Given passage:
++++++++++

3. Motivation and Design Rationale
There are operational motivations and security motivations for using
the MLS handshake to manage TLS shared secrets.
An operational motivation is the straightforward mechanism for shared
secret update that can be initiated by either the client or the
server. The initial shared secret is based on the client KeyPackage
and the server Welcome, which are carried in the TLS 1.3 ClientHello
and the ServerHello, respectively. The KeyPackage and Welcome are
specified in [RFC9420]. At any time during the TLS session, the
client or server can update the keying material in their LeafNode of
the MLS ratchet tree, which results in the computation of a fresh
epoch, including a fresh TLS shared secret. By discarding all stale
secret values, each epoch provides forward security and post-
compromise security.

++++++++++

Data records:

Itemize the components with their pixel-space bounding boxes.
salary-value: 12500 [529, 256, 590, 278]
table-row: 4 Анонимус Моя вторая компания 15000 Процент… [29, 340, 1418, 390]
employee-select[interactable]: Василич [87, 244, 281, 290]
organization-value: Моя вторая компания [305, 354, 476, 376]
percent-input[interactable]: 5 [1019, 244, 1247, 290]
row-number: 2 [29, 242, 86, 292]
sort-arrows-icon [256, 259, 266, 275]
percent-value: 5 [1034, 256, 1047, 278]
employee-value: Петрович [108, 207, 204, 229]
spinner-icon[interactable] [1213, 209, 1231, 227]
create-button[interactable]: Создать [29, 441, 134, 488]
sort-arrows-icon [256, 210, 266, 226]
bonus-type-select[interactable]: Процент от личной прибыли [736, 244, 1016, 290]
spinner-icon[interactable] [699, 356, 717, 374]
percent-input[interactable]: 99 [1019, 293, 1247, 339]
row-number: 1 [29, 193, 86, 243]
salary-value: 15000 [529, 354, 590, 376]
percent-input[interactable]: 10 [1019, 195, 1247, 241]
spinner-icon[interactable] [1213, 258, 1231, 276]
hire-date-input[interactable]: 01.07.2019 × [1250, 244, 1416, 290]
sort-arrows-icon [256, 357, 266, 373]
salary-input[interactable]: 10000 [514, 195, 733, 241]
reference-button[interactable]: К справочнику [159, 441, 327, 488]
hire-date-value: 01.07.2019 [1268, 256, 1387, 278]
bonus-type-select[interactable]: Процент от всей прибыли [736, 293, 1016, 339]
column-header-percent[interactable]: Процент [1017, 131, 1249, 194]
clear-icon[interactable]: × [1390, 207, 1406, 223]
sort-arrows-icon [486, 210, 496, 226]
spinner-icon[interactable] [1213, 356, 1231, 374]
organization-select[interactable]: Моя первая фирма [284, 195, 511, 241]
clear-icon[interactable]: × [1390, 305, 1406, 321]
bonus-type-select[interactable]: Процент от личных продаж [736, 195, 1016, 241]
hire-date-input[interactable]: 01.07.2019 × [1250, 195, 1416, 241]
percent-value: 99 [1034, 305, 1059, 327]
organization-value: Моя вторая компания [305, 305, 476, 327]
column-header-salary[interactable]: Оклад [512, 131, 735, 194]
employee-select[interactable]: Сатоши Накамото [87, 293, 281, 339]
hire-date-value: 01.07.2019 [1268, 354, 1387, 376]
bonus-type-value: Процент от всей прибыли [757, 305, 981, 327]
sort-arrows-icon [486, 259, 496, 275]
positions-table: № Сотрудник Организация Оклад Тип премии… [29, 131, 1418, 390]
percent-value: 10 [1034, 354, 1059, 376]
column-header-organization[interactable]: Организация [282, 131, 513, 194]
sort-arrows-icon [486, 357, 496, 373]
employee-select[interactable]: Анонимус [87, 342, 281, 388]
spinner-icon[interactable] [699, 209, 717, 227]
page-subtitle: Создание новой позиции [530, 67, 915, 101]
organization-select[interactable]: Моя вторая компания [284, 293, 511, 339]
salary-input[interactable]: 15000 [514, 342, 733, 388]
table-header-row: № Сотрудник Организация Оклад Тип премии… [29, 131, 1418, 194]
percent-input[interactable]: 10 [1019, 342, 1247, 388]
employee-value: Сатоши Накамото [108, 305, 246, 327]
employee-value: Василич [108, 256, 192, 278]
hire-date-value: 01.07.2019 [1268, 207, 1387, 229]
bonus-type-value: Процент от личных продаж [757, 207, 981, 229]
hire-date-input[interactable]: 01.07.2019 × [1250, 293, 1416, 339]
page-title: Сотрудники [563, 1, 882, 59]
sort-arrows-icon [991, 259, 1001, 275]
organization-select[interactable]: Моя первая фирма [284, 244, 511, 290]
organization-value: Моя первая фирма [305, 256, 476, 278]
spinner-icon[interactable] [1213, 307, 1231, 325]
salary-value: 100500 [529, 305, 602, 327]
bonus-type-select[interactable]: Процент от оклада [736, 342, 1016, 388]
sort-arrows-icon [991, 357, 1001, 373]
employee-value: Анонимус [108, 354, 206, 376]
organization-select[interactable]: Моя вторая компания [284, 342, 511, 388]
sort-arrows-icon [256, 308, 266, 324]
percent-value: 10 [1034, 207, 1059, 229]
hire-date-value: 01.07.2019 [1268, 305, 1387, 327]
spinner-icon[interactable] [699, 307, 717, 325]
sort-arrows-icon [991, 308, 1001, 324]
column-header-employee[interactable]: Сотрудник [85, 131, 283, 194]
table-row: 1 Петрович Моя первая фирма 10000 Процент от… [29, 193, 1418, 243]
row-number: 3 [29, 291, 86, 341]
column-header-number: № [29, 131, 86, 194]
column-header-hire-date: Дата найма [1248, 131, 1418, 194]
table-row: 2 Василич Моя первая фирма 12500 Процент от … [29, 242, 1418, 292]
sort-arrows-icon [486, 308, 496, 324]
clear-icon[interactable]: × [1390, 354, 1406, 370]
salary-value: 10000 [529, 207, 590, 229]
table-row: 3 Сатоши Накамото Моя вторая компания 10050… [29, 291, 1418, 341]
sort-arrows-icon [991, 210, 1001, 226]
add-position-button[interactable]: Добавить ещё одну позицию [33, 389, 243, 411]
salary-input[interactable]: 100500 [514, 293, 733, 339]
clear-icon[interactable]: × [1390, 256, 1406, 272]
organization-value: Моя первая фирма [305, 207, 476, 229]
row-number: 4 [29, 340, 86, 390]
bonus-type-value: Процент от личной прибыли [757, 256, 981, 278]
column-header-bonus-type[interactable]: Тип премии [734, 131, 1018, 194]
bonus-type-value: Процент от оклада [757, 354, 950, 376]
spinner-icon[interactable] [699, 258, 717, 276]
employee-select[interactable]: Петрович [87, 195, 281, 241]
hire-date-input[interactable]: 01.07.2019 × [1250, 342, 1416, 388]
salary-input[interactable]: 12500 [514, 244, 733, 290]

++++++++++

What you will do: Condense the paragraph that begins "An operational motivation is" from the section on MLS and TLS shared secrets into a short bulleted list that keeps its main facts.

Output of the exercise:
- Operational motivation: a straightforward mechanism for shared secret update that either the client or the server can initiate.
- The initial shared secret is based on the client KeyPackage, carried in the TLS 1.3 ClientHello, and the server Welcome, carried in the ServerHello. Both are specified in [RFC9420].
- At any time during the TLS session, either side can update the keying material in its LeafNode of the MLS ratchet tree. This produces a fresh epoch, including a fresh TLS shared secret.
- Because all stale secret values are discarded, each epoch provides forward security and post-compromise security.